AIM -
List every line in this data where the string "漫不经心" occurs.
** Start GIVEN RECORDS **
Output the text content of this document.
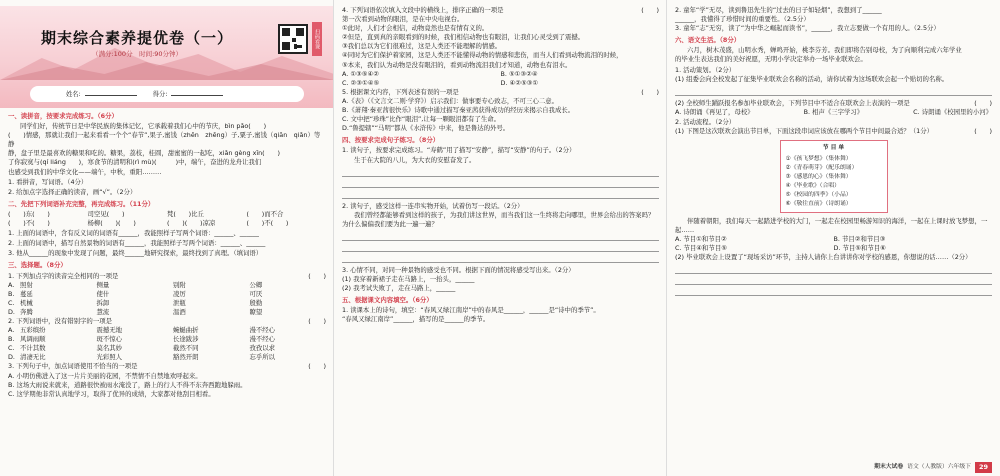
期末综合素养提优卷（一）
（满分:100分　时间:90分钟）
扫码看课
姓名:	得分:
一、读拼音，按要求完成练习。（6分）
同学们好，传统节日是中华民族的集体记忆，它承载着我们心中的节庆，bìn pǎo(　　)
(　　)情感，那就让我们一起来看看一个个“春节”,果子,蜜饯（zhēn　zhēng）子,粟子,蜜饯（qiān　qiǎn）等静
静，盘子里是最喜欢的糖果和吃的。糖果，荔枝，桂圆，甜蜜蜜的一起吃，xiǎn gèng xīn(　　)
了你寂寞与(qí liáng　　)，寒食节的清明和(rì mù)(　　　)中，端午，奋进的龙舟让我们
也感受到我们的中华文化——端午，中秋，重阳………
1. 看拼音，写词语。（4分）
2. 给加点字选择正确的读音，画“√”。（2分）
二、先把下列词语补充完整，再完成练习。（11分）
(　　)东(　　)	司空见(　　)	梵(　　)比丘	(　　)而不合
(　　)不(　　)	杨柳(　　)(　　)	(　　)(　　)凉凉	(　　)不(　　)
1. 上面的词语中，含有反义词的词语有______，我能照样子写两个词语：______、______
2. 上面的词语中，描写自然景物的词语有______，我能照样子写两个词语：______、______
3. 他从______的现象中发现了问题，最终______地研究探索，最终找到了真理。（填词语）
三、选择题。（8分）
1. 下列加点字的读音完全相同的一项是	(　　)
A. 照射	侧量	别附	公卿
B. 蔓延	使什	凌厉	可厌
C. 机械	拆卸	泄瓶	殷勤
D. 奔腾	慧流	温酒	瞭望
2. 下列词语中，没有错别字的一项是	(　　)
A. 五彩缤纷	震撼无地	蜿蜒曲折	漫不经心
B. 风调雨顺	斑不惊心	长途跋涉	漫不经心
C. 不计其数	莫名其妙	截然不同	孜孜以求
D. 清凄无比	光彩照人	豁然开朗	忘乎所以
3. 下列句子中，加点词语使用不恰当的一项是	(　　)
A. 小明仿佛进入了这一片片美丽的花园，不禁情不自禁地欢呼起来。
B. 这场大雨说来就来，道路很快被雨水淹没了，路上的行人不得不东奔西跑地躲雨。
C. 这学期他非常认真地学习，取得了优异的成绩，大家都对他刮目相看。
4. 下列词语依次填入文段中的横线上，排序正确的一项是	(　　)
第一次看到动物的眼泪，是在中央电视台。
①此时，人们才会相信，动物竟然也是有情有义的。
②但是，直到真的亲眼看到的时候，我们相信动物也有眼泪，让我们心灵受到了震撼。
③我们总以为它们很难过，这是人类还不能理解的情感。
④同时为它们保护着家园，这是人类还不能懂得动物的情感和悲伤，而当人们看到动物流泪的时候，
⑤本来，我们认为动物是没有眼泪的，看到动物流泪我们才知道，动物也有泪水。
A. ①③⑤④②	B. ⑤①③②④
C. ②③①④⑤	D. ④②⑤③①
5. 根据课文内容，下列表述有误的一项是	(　　)
A.《表》（《文言文二则·学弈》）启示我们：做事要专心致志，不可三心二意。
B.《萧翔·秦亚茜很快乐》诗歌中通过描写秦亚茜获得成功的经历来揭示自我成长。
C. 文中把“珍珠”比作“眼泪”,让每一颗眼泪都有了生命。
D.“鲁提辖”“马明”都从《水浒传》中来，他是鲁达的外号。
四、按要求完成句子练习。（8分）
1. 读句子，按要求完成练习。“寿鹤”用了描写“安静”，描写“安静”的句子。（2分）
生于在大院的八儿，为大衣的安慰奋发了。
2. 读句子，感受这样一连串实物开始，试着仿写一段话。（2分）
我们曾经都能够看到这样的孩子，为我们讲这世界，而当我们这一生终将走向哪里，世界会给出的答案吗？
为什么偏偏我们要为此一遍一遍？
3. 心情不同，对同一种景物的感受也不同。根据下面的情况将感受写出来。（2分）
(1) 我穿着新裙子走在马路上，一抬头，______
(2) 我考试失败了，走在马路上，______
五、根据课文内容填空。（6分）
1. 读课本上的诗句，填空：“春风又绿江南岸”中的春风是______，______是“诗中的季节”。
“春风又绿江南岸”______，描写的是______的季节。
2. 童年“学”无尽，读到鲁迅先生的“过去的日子如轻烟”，我想到了______
______，我懂得了珍惜时间的重要性。（2.5分）
3. 童年“志”无穷，读了“为中华之崛起而读书”，______，我立志要做一个有用的人。（2.5分）
六、语文生活。（8分）
六月，树木茂盛，山明水秀，蝉鸣开始，桃李芬芳。我们即将告别母校，为了向顺利完成六年学业
的毕业生表达我们的美好祝愿，无明小学决定举办一场毕业联欢会。
1. 活动策划。（2分）
(1) 组委会向全校发起了征集毕业联欢会名称的活动，请你试着为这场联欢会起一个贴切的名称。
(2) 全校师生踊跃报名参加毕业联欢会，下列节目中不适合在联欢会上表演的一项是	(　　)
A. 诗朗诵《再见了，母校》	B. 相声《三字学习》	C. 诗朗诵《校园里的小河》
2. 活动流程。（2分）
(1) 下图是这次联欢会演出节目单，下面这段串词应该放在哪两个节目中间最合适？（1分）	(　　)
节 目 单
①《孩飞梦想》（集体舞）
②《青春萌芽》（配乐朗诵）
③《感恩的心》（集体舞）
④《毕业歌》（合唱）
⑤《校园的四季》（小品）
⑥《敬往直前》（诗朗诵）
伴随着朝阳，我们每天一起踏进学校的大门，一起走在校园里畅游知识的海洋，一起在上课时放飞梦想，一起……
A. 节目①和节目②	B. 节目②和节目③
C. 节目④和节目⑤	D. 节目⑤和节目⑥
(2) 毕业联欢会上设置了“现场采访”环节，主持人请你上台讲讲你对学校的感恩，你想说的话……（2分）
期末大试卷 语文（人教版）六年级下	29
** End GIVEN RECORDS **
FINISHED ANSWER -
A. 五彩缤纷	震撼无地	蜿蜒曲折	漫不经心
B. 风调雨顺	斑不惊心	长途跋涉	漫不经心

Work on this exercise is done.